Objective
Take every line from the listing below that contains "Kokonaisenergia".

Start of Available records

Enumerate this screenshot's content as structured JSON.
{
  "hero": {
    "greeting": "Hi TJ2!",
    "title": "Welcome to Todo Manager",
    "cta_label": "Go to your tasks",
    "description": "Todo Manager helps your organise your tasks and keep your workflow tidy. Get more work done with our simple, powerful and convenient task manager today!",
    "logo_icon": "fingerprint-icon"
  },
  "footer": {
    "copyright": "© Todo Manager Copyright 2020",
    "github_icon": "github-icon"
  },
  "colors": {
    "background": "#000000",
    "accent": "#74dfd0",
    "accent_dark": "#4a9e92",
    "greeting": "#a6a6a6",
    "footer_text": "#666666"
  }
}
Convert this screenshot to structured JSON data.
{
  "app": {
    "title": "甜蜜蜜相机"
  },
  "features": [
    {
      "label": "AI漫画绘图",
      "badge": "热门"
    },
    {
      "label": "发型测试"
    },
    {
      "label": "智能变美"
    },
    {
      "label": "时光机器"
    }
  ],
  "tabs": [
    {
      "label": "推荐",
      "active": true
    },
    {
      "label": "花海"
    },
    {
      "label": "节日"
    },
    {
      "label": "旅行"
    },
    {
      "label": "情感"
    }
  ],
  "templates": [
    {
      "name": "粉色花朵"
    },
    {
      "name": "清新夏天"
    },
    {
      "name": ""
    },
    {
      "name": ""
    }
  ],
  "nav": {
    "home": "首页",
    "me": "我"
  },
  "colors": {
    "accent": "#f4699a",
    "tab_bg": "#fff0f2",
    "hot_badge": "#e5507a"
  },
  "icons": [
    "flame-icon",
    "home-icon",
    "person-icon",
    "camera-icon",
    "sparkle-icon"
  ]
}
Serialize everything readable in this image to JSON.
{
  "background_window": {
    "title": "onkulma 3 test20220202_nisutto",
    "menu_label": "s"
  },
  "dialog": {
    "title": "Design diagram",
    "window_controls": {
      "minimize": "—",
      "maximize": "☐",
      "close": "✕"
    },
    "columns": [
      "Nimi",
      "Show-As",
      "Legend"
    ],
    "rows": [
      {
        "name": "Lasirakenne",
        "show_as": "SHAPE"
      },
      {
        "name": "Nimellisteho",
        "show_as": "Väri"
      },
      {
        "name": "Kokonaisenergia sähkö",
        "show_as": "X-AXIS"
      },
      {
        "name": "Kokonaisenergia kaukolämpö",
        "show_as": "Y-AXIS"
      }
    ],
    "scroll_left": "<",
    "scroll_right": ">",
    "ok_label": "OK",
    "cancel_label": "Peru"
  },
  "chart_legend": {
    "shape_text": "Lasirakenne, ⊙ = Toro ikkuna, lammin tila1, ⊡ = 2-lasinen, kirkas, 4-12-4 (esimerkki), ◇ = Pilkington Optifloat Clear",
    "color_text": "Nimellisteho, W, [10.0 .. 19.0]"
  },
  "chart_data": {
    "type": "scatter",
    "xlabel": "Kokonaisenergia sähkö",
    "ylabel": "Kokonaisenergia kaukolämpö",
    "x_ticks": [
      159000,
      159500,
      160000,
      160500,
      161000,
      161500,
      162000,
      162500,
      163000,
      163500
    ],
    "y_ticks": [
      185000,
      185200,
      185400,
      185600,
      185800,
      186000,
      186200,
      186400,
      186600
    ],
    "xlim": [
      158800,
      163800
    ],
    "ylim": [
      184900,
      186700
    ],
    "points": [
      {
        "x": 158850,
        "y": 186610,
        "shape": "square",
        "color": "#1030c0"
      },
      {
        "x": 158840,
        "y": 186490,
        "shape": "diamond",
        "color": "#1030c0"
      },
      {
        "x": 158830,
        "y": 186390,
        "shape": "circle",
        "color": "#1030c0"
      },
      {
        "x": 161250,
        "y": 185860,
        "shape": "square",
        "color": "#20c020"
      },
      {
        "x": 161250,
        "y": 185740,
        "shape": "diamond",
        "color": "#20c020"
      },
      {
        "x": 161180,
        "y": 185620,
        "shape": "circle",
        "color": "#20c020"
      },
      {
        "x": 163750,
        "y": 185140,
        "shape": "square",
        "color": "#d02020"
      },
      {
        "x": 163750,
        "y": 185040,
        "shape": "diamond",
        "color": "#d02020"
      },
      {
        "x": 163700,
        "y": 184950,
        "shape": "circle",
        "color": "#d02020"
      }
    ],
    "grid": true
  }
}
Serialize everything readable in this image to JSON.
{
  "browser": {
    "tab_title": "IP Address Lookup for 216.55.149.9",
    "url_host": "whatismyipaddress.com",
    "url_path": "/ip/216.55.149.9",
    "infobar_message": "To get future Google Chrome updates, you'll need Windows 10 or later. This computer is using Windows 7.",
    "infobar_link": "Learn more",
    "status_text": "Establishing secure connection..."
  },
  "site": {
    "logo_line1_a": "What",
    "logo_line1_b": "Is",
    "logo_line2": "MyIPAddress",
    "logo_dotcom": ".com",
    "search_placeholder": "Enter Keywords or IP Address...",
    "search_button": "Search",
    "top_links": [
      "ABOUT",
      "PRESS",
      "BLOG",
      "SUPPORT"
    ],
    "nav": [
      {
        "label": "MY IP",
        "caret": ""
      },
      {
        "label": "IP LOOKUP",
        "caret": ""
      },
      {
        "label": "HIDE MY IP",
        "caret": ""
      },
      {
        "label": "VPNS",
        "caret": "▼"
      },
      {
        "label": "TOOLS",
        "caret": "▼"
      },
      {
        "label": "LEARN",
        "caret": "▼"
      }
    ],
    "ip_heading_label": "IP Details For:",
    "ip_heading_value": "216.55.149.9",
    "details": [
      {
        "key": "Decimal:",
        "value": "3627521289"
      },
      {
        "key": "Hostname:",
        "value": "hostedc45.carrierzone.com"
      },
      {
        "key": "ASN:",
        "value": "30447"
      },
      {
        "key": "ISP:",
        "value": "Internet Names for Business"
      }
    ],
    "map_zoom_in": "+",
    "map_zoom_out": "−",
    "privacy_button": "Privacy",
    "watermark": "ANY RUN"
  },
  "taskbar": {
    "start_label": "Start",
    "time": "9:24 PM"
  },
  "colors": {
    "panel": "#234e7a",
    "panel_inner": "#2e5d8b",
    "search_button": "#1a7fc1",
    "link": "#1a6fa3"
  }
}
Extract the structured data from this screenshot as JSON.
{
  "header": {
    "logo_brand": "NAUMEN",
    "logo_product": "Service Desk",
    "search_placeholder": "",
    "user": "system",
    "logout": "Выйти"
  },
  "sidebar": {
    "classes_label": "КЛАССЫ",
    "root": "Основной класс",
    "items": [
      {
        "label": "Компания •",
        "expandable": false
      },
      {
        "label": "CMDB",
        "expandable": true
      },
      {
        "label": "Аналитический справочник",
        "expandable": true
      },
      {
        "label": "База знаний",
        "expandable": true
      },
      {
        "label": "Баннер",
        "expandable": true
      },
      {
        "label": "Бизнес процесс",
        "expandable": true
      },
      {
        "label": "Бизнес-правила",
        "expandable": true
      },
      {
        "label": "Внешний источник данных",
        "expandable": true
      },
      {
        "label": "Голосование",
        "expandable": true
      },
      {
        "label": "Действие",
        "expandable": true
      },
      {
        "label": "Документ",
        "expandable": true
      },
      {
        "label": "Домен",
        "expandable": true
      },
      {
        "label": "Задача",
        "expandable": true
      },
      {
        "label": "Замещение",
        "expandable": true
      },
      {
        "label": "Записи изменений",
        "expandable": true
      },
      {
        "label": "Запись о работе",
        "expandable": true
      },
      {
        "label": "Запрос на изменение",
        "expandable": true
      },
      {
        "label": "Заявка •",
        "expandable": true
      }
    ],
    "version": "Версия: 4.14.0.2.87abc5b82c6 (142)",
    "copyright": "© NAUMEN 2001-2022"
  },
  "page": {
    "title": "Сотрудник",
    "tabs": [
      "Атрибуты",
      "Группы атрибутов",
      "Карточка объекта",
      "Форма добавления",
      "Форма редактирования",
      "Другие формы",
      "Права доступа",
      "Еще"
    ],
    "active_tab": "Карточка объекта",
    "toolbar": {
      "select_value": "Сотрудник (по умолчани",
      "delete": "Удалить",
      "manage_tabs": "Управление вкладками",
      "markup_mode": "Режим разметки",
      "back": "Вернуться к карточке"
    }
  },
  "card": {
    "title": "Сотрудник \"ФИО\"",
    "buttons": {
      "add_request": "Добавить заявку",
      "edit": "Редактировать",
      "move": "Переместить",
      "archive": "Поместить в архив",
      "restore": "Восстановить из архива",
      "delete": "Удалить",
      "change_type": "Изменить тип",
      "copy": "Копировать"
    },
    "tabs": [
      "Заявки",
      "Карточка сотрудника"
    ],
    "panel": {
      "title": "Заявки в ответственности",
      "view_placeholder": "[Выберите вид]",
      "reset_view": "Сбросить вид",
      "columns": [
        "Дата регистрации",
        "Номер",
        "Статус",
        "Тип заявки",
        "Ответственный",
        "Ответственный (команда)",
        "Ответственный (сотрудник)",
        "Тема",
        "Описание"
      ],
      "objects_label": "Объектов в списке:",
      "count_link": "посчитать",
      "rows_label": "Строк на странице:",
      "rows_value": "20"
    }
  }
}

End of Available records

Correct answer
        "name": "Kokonaisenergia sähkö",
        "name": "Kokonaisenergia kaukolämpö",
    "xlabel": "Kokonaisenergia sähkö",
    "ylabel": "Kokonaisenergia kaukolämpö",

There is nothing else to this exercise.